begin Supplied records
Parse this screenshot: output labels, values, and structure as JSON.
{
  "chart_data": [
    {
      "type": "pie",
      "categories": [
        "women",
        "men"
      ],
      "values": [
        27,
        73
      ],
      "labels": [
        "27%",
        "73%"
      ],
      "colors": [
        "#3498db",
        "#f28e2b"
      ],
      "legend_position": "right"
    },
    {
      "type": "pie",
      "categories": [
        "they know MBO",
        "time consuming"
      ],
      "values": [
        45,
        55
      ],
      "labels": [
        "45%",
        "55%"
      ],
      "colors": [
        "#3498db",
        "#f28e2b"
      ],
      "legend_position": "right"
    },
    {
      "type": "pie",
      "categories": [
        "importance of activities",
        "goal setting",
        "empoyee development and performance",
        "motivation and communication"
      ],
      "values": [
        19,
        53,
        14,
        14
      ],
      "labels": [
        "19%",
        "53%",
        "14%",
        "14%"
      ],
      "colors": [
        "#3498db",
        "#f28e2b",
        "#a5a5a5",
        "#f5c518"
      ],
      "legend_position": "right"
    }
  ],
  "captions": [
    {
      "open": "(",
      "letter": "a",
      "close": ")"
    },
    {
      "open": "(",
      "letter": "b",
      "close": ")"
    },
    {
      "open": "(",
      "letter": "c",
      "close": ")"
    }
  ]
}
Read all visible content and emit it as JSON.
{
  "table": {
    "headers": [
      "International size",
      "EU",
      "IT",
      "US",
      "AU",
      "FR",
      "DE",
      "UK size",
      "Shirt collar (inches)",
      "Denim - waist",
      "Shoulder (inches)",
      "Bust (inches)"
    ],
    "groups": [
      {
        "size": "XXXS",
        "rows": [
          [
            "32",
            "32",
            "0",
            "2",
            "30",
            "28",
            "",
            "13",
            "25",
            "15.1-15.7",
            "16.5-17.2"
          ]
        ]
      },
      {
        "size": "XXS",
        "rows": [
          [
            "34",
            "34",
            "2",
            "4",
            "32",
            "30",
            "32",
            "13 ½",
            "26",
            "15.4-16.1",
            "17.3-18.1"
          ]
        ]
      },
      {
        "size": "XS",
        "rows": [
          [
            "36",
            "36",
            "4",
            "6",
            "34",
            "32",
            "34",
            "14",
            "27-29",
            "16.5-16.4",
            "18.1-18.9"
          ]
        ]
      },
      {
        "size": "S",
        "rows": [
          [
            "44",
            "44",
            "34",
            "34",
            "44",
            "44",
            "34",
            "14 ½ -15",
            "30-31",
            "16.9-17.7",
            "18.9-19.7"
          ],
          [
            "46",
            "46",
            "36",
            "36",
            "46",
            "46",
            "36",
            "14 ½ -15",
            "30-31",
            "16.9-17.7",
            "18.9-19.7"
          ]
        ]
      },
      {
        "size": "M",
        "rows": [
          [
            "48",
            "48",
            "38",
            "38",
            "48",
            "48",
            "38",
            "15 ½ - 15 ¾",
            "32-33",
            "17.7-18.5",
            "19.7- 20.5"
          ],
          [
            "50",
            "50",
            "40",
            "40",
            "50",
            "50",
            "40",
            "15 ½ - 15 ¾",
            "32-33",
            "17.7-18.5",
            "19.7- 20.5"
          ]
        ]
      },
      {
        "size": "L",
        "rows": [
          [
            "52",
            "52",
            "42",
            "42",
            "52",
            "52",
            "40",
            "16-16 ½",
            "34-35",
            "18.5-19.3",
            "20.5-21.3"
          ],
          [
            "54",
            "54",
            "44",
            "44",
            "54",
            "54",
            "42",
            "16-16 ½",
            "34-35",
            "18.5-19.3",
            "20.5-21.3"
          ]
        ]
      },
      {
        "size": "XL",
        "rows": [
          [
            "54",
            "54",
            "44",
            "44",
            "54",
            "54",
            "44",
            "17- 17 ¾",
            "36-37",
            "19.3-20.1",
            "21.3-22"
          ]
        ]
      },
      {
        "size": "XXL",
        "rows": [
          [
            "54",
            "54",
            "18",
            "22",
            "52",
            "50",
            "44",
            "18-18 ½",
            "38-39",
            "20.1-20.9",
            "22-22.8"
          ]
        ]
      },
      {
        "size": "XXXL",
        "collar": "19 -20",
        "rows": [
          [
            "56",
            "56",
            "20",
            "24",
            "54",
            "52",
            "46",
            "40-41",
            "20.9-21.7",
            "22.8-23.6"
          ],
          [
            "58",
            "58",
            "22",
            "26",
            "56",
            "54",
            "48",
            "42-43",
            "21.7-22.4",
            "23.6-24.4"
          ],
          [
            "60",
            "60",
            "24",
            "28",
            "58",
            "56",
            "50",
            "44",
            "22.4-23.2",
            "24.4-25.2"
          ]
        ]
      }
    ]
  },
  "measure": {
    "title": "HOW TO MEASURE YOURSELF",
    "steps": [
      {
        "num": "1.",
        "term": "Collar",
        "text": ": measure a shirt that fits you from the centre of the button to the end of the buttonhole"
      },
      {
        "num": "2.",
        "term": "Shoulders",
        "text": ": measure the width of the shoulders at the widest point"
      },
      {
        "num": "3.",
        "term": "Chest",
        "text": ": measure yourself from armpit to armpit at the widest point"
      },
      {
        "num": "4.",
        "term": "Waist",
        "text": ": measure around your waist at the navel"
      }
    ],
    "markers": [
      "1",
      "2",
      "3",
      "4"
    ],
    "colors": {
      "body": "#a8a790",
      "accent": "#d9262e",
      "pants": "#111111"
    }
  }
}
end Supplied records
§ **Short problem**: Copy each line in the data that holds the word "text".

§ **Full answer**:
        "text": ": measure a shirt that fits you from the centre of the button to the end of the buttonhole"
        "text": ": measure the width of the shoulders at the widest point"
        "text": ": measure yourself from armpit to armpit at the widest point"
        "text": ": measure around your waist at the navel"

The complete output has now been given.